* Begin Provided records *

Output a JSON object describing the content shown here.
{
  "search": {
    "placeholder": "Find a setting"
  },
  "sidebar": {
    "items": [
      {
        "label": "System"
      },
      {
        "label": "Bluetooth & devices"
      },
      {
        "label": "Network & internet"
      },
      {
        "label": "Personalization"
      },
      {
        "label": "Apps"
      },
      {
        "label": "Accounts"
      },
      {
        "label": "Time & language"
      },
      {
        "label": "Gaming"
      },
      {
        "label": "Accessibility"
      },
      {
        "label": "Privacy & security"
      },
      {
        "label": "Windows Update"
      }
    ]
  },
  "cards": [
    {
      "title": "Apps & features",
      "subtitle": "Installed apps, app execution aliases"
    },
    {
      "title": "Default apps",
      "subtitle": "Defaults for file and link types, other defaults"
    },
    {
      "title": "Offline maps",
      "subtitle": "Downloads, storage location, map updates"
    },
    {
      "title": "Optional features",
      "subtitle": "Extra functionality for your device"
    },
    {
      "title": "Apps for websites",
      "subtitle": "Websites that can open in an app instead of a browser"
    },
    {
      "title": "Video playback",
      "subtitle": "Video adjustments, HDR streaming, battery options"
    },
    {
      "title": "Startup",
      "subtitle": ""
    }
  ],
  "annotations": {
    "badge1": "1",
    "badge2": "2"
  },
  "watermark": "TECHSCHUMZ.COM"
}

* End Provided records *

_Exercise objective:_ Where a line holds "label", copy that line.

_Result below:_
        "label": "System"
        "label": "Bluetooth & devices"
        "label": "Network & internet"
        "label": "Personalization"
        "label": "Apps"
        "label": "Accounts"
        "label": "Time & language"
        "label": "Gaming"
        "label": "Accessibility"
        "label": "Privacy & security"
        "label": "Windows Update"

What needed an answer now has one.